Will you print the material below without altering a single character?

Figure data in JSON

* * * *

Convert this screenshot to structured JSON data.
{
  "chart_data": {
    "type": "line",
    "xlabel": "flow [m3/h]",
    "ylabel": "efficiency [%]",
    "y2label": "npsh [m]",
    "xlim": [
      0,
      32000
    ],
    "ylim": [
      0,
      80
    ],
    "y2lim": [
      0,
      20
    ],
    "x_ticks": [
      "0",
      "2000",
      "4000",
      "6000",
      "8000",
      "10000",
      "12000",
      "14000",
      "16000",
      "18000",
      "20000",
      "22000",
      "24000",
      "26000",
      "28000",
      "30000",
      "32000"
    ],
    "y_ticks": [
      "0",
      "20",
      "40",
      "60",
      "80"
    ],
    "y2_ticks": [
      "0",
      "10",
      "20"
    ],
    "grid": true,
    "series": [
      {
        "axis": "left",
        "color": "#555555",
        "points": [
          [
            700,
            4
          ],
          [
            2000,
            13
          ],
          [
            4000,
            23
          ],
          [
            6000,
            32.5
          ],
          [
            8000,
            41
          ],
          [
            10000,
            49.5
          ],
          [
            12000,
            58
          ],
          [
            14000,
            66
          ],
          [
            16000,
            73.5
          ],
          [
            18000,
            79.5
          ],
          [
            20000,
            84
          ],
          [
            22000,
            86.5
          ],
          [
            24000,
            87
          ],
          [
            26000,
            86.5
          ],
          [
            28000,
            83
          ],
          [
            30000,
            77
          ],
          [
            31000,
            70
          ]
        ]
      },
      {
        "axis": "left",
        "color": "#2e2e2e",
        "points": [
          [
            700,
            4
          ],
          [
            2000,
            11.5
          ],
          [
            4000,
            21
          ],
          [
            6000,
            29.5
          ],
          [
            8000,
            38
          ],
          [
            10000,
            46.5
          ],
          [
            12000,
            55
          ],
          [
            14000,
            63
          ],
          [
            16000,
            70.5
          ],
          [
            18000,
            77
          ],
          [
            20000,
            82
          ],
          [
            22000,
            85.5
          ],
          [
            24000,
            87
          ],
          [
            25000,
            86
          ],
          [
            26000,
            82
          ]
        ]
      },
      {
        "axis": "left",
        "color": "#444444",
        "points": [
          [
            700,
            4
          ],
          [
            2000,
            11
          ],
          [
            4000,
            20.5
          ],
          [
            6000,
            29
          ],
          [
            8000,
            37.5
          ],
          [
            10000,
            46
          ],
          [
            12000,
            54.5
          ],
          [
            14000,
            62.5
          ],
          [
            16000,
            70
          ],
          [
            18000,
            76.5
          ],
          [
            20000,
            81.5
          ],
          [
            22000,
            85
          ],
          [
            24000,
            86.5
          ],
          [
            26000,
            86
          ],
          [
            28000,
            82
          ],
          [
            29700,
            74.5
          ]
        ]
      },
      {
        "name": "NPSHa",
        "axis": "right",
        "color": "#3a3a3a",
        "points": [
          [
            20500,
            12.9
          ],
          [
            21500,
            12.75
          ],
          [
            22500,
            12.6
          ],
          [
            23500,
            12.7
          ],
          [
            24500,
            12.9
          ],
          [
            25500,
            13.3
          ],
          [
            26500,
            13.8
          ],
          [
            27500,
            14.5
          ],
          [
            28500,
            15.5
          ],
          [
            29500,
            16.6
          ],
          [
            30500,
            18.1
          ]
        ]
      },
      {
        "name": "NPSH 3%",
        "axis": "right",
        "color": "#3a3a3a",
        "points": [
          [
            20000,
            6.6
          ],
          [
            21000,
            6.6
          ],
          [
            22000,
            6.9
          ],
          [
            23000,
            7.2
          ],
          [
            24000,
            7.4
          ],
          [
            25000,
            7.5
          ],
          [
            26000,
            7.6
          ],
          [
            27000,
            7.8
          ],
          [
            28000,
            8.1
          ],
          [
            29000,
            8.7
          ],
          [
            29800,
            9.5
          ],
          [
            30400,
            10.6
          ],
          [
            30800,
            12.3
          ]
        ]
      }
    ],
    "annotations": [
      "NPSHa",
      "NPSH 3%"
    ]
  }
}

* * * *

**FINAL RESULT:**
Convert this screenshot to structured JSON data.
{
  "chart_data": {
    "type": "line",
    "xlabel": "flow [m3/h]",
    "ylabel": "efficiency [%]",
    "y2label": "npsh [m]",
    "xlim": [
      0,
      32000
    ],
    "ylim": [
      0,
      80
    ],
    "y2lim": [
      0,
      20
    ],
    "x_ticks": [
      "0",
      "2000",
      "4000",
      "6000",
      "8000",
      "10000",
      "12000",
      "14000",
      "16000",
      "18000",
      "20000",
      "22000",
      "24000",
      "26000",
      "28000",
      "30000",
      "32000"
    ],
    "y_ticks": [
      "0",
      "20",
      "40",
      "60",
      "80"
    ],
    "y2_ticks": [
      "0",
      "10",
      "20"
    ],
    "grid": true,
    "series": [
      {
        "axis": "left",
        "color": "#555555",
        "points": [
          [
            700,
            4
          ],
          [
            2000,
            13
          ],
          [
            4000,
            23
          ],
          [
            6000,
            32.5
          ],
          [
            8000,
            41
          ],
          [
            10000,
            49.5
          ],
          [
            12000,
            58
          ],
          [
            14000,
            66
          ],
          [
            16000,
            73.5
          ],
          [
            18000,
            79.5
          ],
          [
            20000,
            84
          ],
          [
            22000,
            86.5
          ],
          [
            24000,
            87
          ],
          [
            26000,
            86.5
          ],
          [
            28000,
            83
          ],
          [
            30000,
            77
          ],
          [
            31000,
            70
          ]
        ]
      },
      {
        "axis": "left",
        "color": "#2e2e2e",
        "points": [
          [
            700,
            4
          ],
          [
            2000,
            11.5
          ],
          [
            4000,
            21
          ],
          [
            6000,
            29.5
          ],
          [
            8000,
            38
          ],
          [
            10000,
            46.5
          ],
          [
            12000,
            55
          ],
          [
            14000,
            63
          ],
          [
            16000,
            70.5
          ],
          [
            18000,
            77
          ],
          [
            20000,
            82
          ],
          [
            22000,
            85.5
          ],
          [
            24000,
            87
          ],
          [
            25000,
            86
          ],
          [
            26000,
            82
          ]
        ]
      },
      {
        "axis": "left",
        "color": "#444444",
        "points": [
          [
            700,
            4
          ],
          [
            2000,
            11
          ],
          [
            4000,
            20.5
          ],
          [
            6000,
            29
          ],
          [
            8000,
            37.5
          ],
          [
            10000,
            46
          ],
          [
            12000,
            54.5
          ],
          [
            14000,
            62.5
          ],
          [
            16000,
            70
          ],
          [
            18000,
            76.5
          ],
          [
            20000,
            81.5
          ],
          [
            22000,
            85
          ],
          [
            24000,
            86.5
          ],
          [
            26000,
            86
          ],
          [
            28000,
            82
          ],
          [
            29700,
            74.5
          ]
        ]
      },
      {
        "name": "NPSHa",
        "axis": "right",
        "color": "#3a3a3a",
        "points": [
          [
            20500,
            12.9
          ],
          [
            21500,
            12.75
          ],
          [
            22500,
            12.6
          ],
          [
            23500,
            12.7
          ],
          [
            24500,
            12.9
          ],
          [
            25500,
            13.3
          ],
          [
            26500,
            13.8
          ],
          [
            27500,
            14.5
          ],
          [
            28500,
            15.5
          ],
          [
            29500,
            16.6
          ],
          [
            30500,
            18.1
          ]
        ]
      },
      {
        "name": "NPSH 3%",
        "axis": "right",
        "color": "#3a3a3a",
        "points": [
          [
            20000,
            6.6
          ],
          [
            21000,
            6.6
          ],
          [
            22000,
            6.9
          ],
          [
            23000,
            7.2
          ],
          [
            24000,
            7.4
          ],
          [
            25000,
            7.5
          ],
          [
            26000,
            7.6
          ],
          [
            27000,
            7.8
          ],
          [
            28000,
            8.1
          ],
          [
            29000,
            8.7
          ],
          [
            29800,
            9.5
          ],
          [
            30400,
            10.6
          ],
          [
            30800,
            12.3
          ]
        ]
      }
    ],
    "annotations": [
      "NPSHa",
      "NPSH 3%"
    ]
  }
}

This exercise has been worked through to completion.